> [Rows from a figure dataset]:
::::::::::

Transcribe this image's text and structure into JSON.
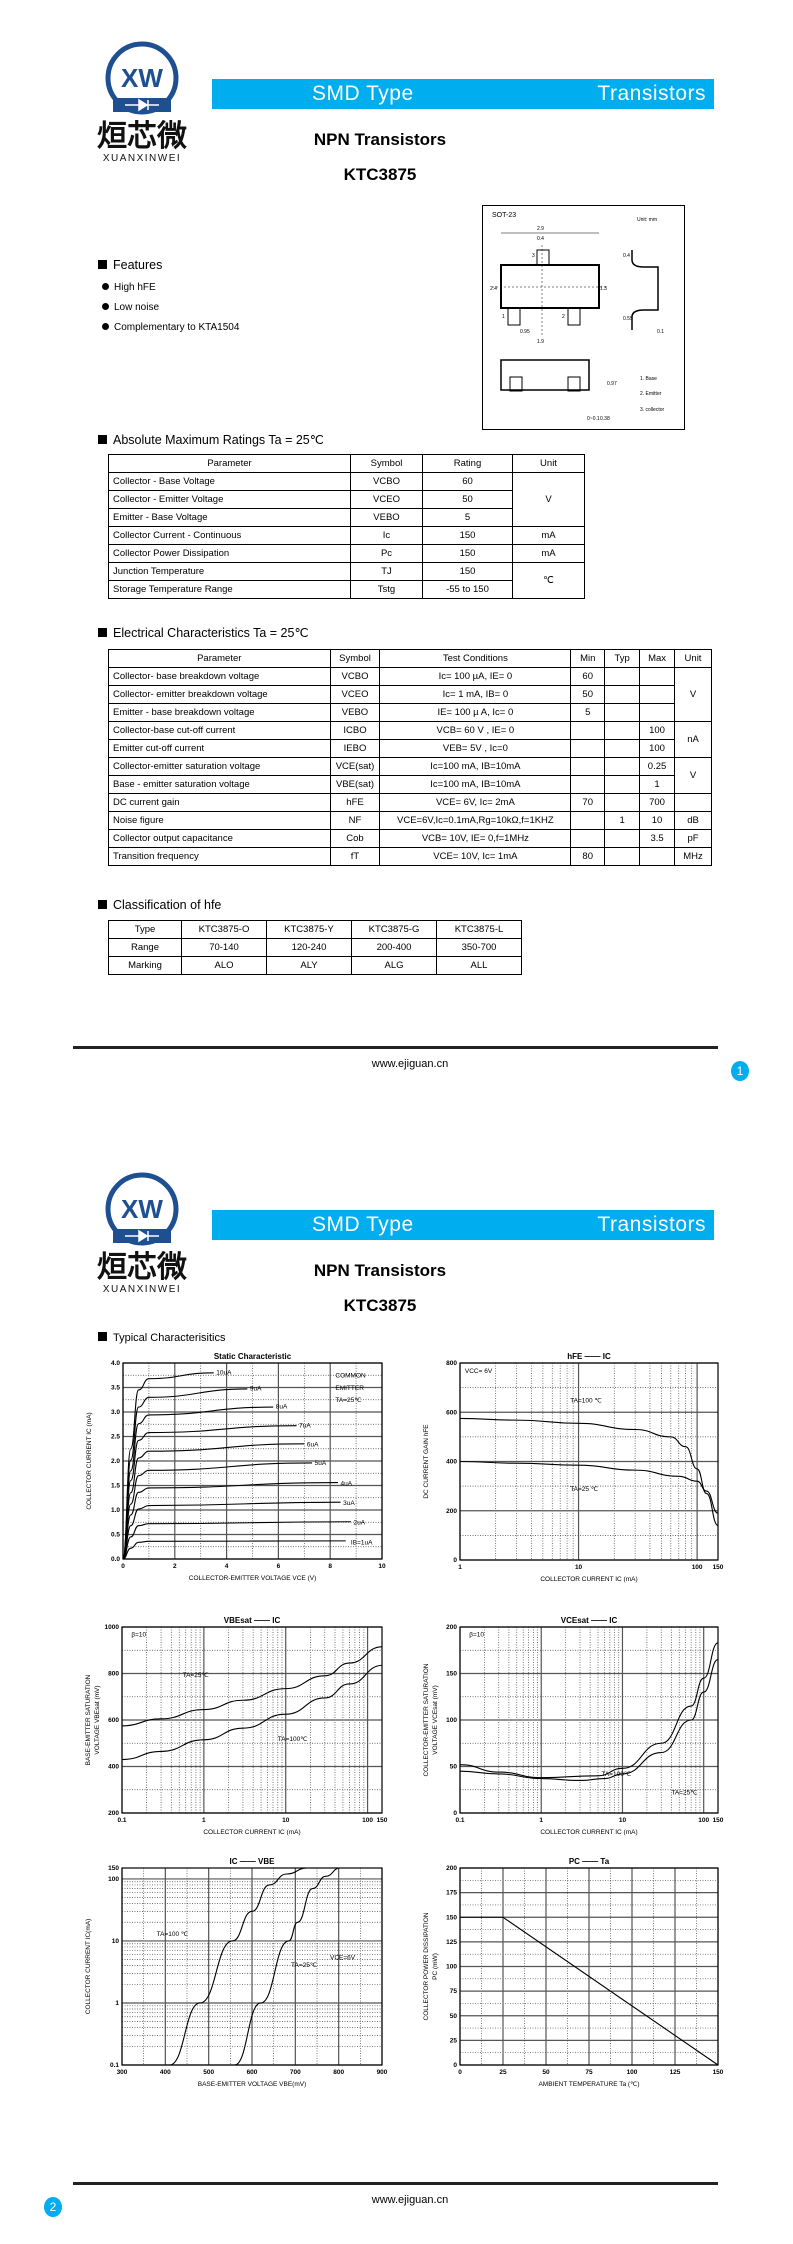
{
  "logo": {
    "letters": "XW",
    "chinese": "烜芯微",
    "latin": "XUANXINWEI",
    "color": "#1d4f91"
  },
  "header": {
    "left": "SMD Type",
    "right": "Transistors",
    "color": "#00adee"
  },
  "title": {
    "line1": "NPN  Transistors",
    "line2": "KTC3875"
  },
  "package": {
    "name": "SOT-23",
    "unit": "Unit: mm",
    "dims": [
      "2.9",
      "0.4",
      "2.4",
      "1.3",
      "0.95",
      "1.9",
      "0.97",
      "0.55",
      "0.1",
      "0.38",
      "0~0.1",
      "0.4"
    ],
    "pins": [
      "1",
      "2",
      "3"
    ],
    "legend": [
      "1. Base",
      "2. Emitter",
      "3. collector"
    ]
  },
  "features": {
    "title": "Features",
    "items": [
      "High hFE",
      "Low noise",
      "Complementary to KTA1504"
    ]
  },
  "abs_max": {
    "title": "Absolute Maximum Ratings Ta = 25℃",
    "headers": [
      "Parameter",
      "Symbol",
      "Rating",
      "Unit"
    ],
    "rows": [
      [
        "Collector - Base Voltage",
        "VCBO",
        "60"
      ],
      [
        "Collector - Emitter Voltage",
        "VCEO",
        "50"
      ],
      [
        "Emitter - Base Voltage",
        "VEBO",
        "5"
      ],
      [
        "Collector Current  - Continuous",
        "Ic",
        "150",
        "mA"
      ],
      [
        "Collector Power Dissipation",
        "Pc",
        "150",
        "mA"
      ],
      [
        "Junction Temperature",
        "TJ",
        "150"
      ],
      [
        "Storage Temperature Range",
        "Tstg",
        "-55 to 150"
      ]
    ],
    "units": {
      "v": "V",
      "c": "℃"
    }
  },
  "elec": {
    "title": "Electrical Characteristics Ta = 25℃",
    "headers": [
      "Parameter",
      "Symbol",
      "Test Conditions",
      "Min",
      "Typ",
      "Max",
      "Unit"
    ],
    "rows": [
      [
        "Collector- base breakdown voltage",
        "VCBO",
        "Ic= 100 µA,   IE= 0",
        "60",
        "",
        ""
      ],
      [
        "Collector- emitter breakdown voltage",
        "VCEO",
        "Ic= 1 mA,   IB= 0",
        "50",
        "",
        ""
      ],
      [
        "Emitter - base breakdown voltage",
        "VEBO",
        "IE= 100 µ A,   Ic= 0",
        "5",
        "",
        ""
      ],
      [
        "Collector-base cut-off current",
        "ICBO",
        "VCB= 60 V , IE= 0",
        "",
        "",
        "100"
      ],
      [
        "Emitter cut-off current",
        "IEBO",
        "VEB= 5V , Ic=0",
        "",
        "",
        "100"
      ],
      [
        "Collector-emitter saturation voltage",
        "VCE(sat)",
        "Ic=100 mA, IB=10mA",
        "",
        "",
        "0.25"
      ],
      [
        "Base - emitter saturation voltage",
        "VBE(sat)",
        "Ic=100 mA, IB=10mA",
        "",
        "",
        "1"
      ],
      [
        "DC current gain",
        "hFE",
        "VCE= 6V, Ic= 2mA",
        "70",
        "",
        "700",
        ""
      ],
      [
        "Noise figure",
        "NF",
        "VCE=6V,Ic=0.1mA,Rg=10kΩ,f=1KHZ",
        "",
        "1",
        "10",
        "dB"
      ],
      [
        "Collector output  capacitance",
        "Cob",
        "VCB= 10V, IE= 0,f=1MHz",
        "",
        "",
        "3.5",
        "pF"
      ],
      [
        "Transition frequency",
        "fT",
        "VCE= 10V, Ic= 1mA",
        "80",
        "",
        "",
        "MHz"
      ]
    ],
    "units": {
      "v1": "V",
      "na": "nA",
      "v2": "V"
    }
  },
  "classification": {
    "title": "Classification of hfe",
    "rows": [
      [
        "Type",
        "KTC3875-O",
        "KTC3875-Y",
        "KTC3875-G",
        "KTC3875-L"
      ],
      [
        "Range",
        "70-140",
        "120-240",
        "200-400",
        "350-700"
      ],
      [
        "Marking",
        "ALO",
        "ALY",
        "ALG",
        "ALL"
      ]
    ]
  },
  "footer": {
    "url": "www.ejiguan.cn",
    "page1": "1",
    "page2": "2"
  },
  "typical": {
    "title": "Typical  Characterisitics"
  },
  "chart_data": [
    {
      "type": "line",
      "title": "Static Characteristic",
      "xlabel": "COLLECTOR-EMITTER VOLTAGE   VCE   (V)",
      "ylabel": [
        "COLLECTOR CURRENT   IC   (mA)"
      ],
      "xscale": "linear",
      "yscale": "linear",
      "xlim": [
        0,
        10
      ],
      "ylim": [
        0,
        4
      ],
      "grid": true,
      "xticks": [
        0,
        2,
        4,
        6,
        8,
        10
      ],
      "yticks": [
        0,
        0.5,
        1,
        1.5,
        2,
        2.5,
        3,
        3.5,
        4
      ],
      "ytick_labels": [
        "0.0",
        "0.5",
        "1.0",
        "1.5",
        "2.0",
        "2.5",
        "3.0",
        "3.5",
        "4.0"
      ],
      "annotations": [
        "COMMON",
        "EMITTER",
        "TA=25℃"
      ],
      "series": [
        {
          "name": "IB=1uA",
          "points": [
            [
              0,
              0
            ],
            [
              0.3,
              0.22
            ],
            [
              0.6,
              0.34
            ],
            [
              1,
              0.36
            ],
            [
              8.6,
              0.37
            ]
          ]
        },
        {
          "name": "2uA",
          "points": [
            [
              0,
              0
            ],
            [
              0.3,
              0.45
            ],
            [
              0.6,
              0.68
            ],
            [
              1,
              0.72
            ],
            [
              8.8,
              0.76
            ]
          ]
        },
        {
          "name": "3uA",
          "points": [
            [
              0,
              0
            ],
            [
              0.3,
              0.68
            ],
            [
              0.6,
              1.02
            ],
            [
              1,
              1.09
            ],
            [
              8.4,
              1.16
            ]
          ]
        },
        {
          "name": "4uA",
          "points": [
            [
              0,
              0
            ],
            [
              0.3,
              0.9
            ],
            [
              0.6,
              1.36
            ],
            [
              1,
              1.45
            ],
            [
              8.3,
              1.56
            ]
          ]
        },
        {
          "name": "5uA",
          "points": [
            [
              0,
              0
            ],
            [
              0.3,
              1.12
            ],
            [
              0.6,
              1.7
            ],
            [
              1,
              1.81
            ],
            [
              7.3,
              1.96
            ]
          ]
        },
        {
          "name": "6uA",
          "points": [
            [
              0,
              0
            ],
            [
              0.3,
              1.35
            ],
            [
              0.6,
              2.06
            ],
            [
              1,
              2.2
            ],
            [
              7,
              2.35
            ]
          ]
        },
        {
          "name": "7uA",
          "points": [
            [
              0,
              0
            ],
            [
              0.3,
              1.6
            ],
            [
              0.6,
              2.42
            ],
            [
              1,
              2.58
            ],
            [
              6.7,
              2.72
            ]
          ]
        },
        {
          "name": "8uA",
          "points": [
            [
              0,
              0
            ],
            [
              0.3,
              1.8
            ],
            [
              0.6,
              2.76
            ],
            [
              1,
              2.94
            ],
            [
              5.8,
              3.1
            ]
          ]
        },
        {
          "name": "9uA",
          "points": [
            [
              0,
              0
            ],
            [
              0.3,
              2.02
            ],
            [
              0.6,
              3.1
            ],
            [
              1,
              3.3
            ],
            [
              4.8,
              3.47
            ]
          ]
        },
        {
          "name": "10uA",
          "points": [
            [
              0,
              0
            ],
            [
              0.3,
              2.25
            ],
            [
              0.6,
              3.45
            ],
            [
              1,
              3.68
            ],
            [
              3.5,
              3.8
            ]
          ]
        }
      ]
    },
    {
      "type": "line",
      "title": "hFE —— IC",
      "xlabel": "COLLECTOR CURRENT   IC   (mA)",
      "ylabel": [
        "DC CURRENT GAIN   hFE"
      ],
      "xscale": "log",
      "yscale": "linear",
      "xlim": [
        1,
        150
      ],
      "ylim": [
        0,
        800
      ],
      "grid": true,
      "xticks": [
        1,
        10,
        100,
        150
      ],
      "yticks": [
        0,
        200,
        400,
        600,
        800
      ],
      "annotations": [
        "VCC= 6V"
      ],
      "series": [
        {
          "name": "TA=100 ℃",
          "points": [
            [
              1,
              575
            ],
            [
              3,
              568
            ],
            [
              10,
              555
            ],
            [
              30,
              530
            ],
            [
              60,
              500
            ],
            [
              80,
              460
            ],
            [
              100,
              370
            ],
            [
              120,
              270
            ],
            [
              150,
              140
            ]
          ]
        },
        {
          "name": "TA=25 ℃",
          "points": [
            [
              1,
              400
            ],
            [
              3,
              393
            ],
            [
              10,
              385
            ],
            [
              30,
              365
            ],
            [
              70,
              340
            ],
            [
              100,
              320
            ],
            [
              120,
              280
            ],
            [
              150,
              190
            ]
          ]
        }
      ]
    },
    {
      "type": "line",
      "title": "VBEsat —— IC",
      "xlabel": "COLLECTOR CURRENT   IC   (mA)",
      "ylabel": [
        "BASE-EMITTER SATURATION",
        "VOLTAGE   VBEsat   (mV)"
      ],
      "xscale": "log",
      "yscale": "linear",
      "xlim": [
        0.1,
        150
      ],
      "ylim": [
        200,
        1000
      ],
      "grid": true,
      "xticks": [
        0.1,
        1,
        10,
        100,
        150
      ],
      "yticks": [
        200,
        400,
        600,
        800,
        1000
      ],
      "annotations": [
        "β=10"
      ],
      "series": [
        {
          "name": "TA=25℃",
          "points": [
            [
              0.1,
              575
            ],
            [
              0.3,
              605
            ],
            [
              1,
              645
            ],
            [
              3,
              685
            ],
            [
              10,
              735
            ],
            [
              30,
              790
            ],
            [
              60,
              845
            ],
            [
              150,
              915
            ]
          ]
        },
        {
          "name": "TA=100℃",
          "points": [
            [
              0.1,
              430
            ],
            [
              0.3,
              465
            ],
            [
              1,
              515
            ],
            [
              3,
              565
            ],
            [
              10,
              625
            ],
            [
              30,
              695
            ],
            [
              60,
              755
            ],
            [
              150,
              835
            ]
          ]
        }
      ]
    },
    {
      "type": "line",
      "title": "VCEsat —— IC",
      "xlabel": "COLLECTOR CURRENT   IC   (mA)",
      "ylabel": [
        "COLLECTOR-EMITTER SATURATION",
        "VOLTAGE   VCEsat   (mV)"
      ],
      "xscale": "log",
      "yscale": "linear",
      "xlim": [
        0.1,
        150
      ],
      "ylim": [
        0,
        200
      ],
      "grid": true,
      "xticks": [
        0.1,
        1,
        10,
        100,
        150
      ],
      "yticks": [
        0,
        50,
        100,
        150,
        200
      ],
      "annotations": [
        "β=10"
      ],
      "series": [
        {
          "name": "TA=100℃",
          "points": [
            [
              0.1,
              52
            ],
            [
              0.3,
              44
            ],
            [
              1,
              38
            ],
            [
              5,
              40
            ],
            [
              10,
              48
            ],
            [
              30,
              75
            ],
            [
              70,
              115
            ],
            [
              100,
              145
            ],
            [
              150,
              183
            ]
          ]
        },
        {
          "name": "TA=25℃",
          "points": [
            [
              0.1,
              45
            ],
            [
              0.3,
              42
            ],
            [
              1,
              37
            ],
            [
              3,
              35
            ],
            [
              6,
              37
            ],
            [
              10,
              42
            ],
            [
              30,
              65
            ],
            [
              70,
              100
            ],
            [
              100,
              130
            ],
            [
              150,
              165
            ]
          ]
        }
      ]
    },
    {
      "type": "line",
      "title": "IC —— VBE",
      "xlabel": "BASE-EMITTER VOLTAGE      VBE(mV)",
      "ylabel": [
        "COLLECTOR CURRENT   IC(mA)"
      ],
      "xscale": "linear",
      "yscale": "log",
      "xlim": [
        300,
        900
      ],
      "ylim": [
        0.1,
        150
      ],
      "grid": true,
      "xticks": [
        300,
        400,
        500,
        600,
        700,
        800,
        900
      ],
      "yticks": [
        0.1,
        1,
        10,
        100,
        150
      ],
      "annotations": [
        "VCE=6V"
      ],
      "series": [
        {
          "name": "TA=100 ℃",
          "points": [
            [
              410,
              0.1
            ],
            [
              480,
              1
            ],
            [
              555,
              10
            ],
            [
              600,
              30
            ],
            [
              640,
              80
            ],
            [
              680,
              120
            ],
            [
              727,
              150
            ]
          ]
        },
        {
          "name": "TA=25℃",
          "points": [
            [
              560,
              0.1
            ],
            [
              620,
              1
            ],
            [
              685,
              10
            ],
            [
              705,
              20
            ],
            [
              740,
              70
            ],
            [
              770,
              110
            ],
            [
              803,
              150
            ]
          ]
        }
      ]
    },
    {
      "type": "line",
      "title": "PC —— Ta",
      "xlabel": "AMBIENT TEMPERATURE    Ta    (℃)",
      "ylabel": [
        "COLLECTOR POWER DISSIPATION",
        "PC   (mW)"
      ],
      "xscale": "linear",
      "yscale": "linear",
      "xlim": [
        0,
        150
      ],
      "ylim": [
        0,
        200
      ],
      "grid": true,
      "xticks": [
        0,
        25,
        50,
        75,
        100,
        125,
        150
      ],
      "yticks": [
        0,
        25,
        50,
        75,
        100,
        125,
        150,
        175,
        200
      ],
      "series": [
        {
          "points": [
            [
              0,
              150
            ],
            [
              25,
              150
            ],
            [
              150,
              0
            ]
          ]
        }
      ]
    }
  ]
}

::::::::::

> [REQUIRED WORK]:
Reproduce every line from the entries that holds the word "title".

> [FINAL RESULT]:
  "title": {
    "title": "Features",
    "title": "Absolute Maximum Ratings Ta = 25℃",
    "title": "Electrical Characteristics Ta = 25℃",
    "title": "Classification of hfe",
    "title": "Typical  Characterisitics"
      "title": "Static Characteristic",
      "title": "hFE —— IC",
      "title": "VBEsat —— IC",
      "title": "VCEsat —— IC",
      "title": "IC —— VBE",
      "title": "PC —— Ta",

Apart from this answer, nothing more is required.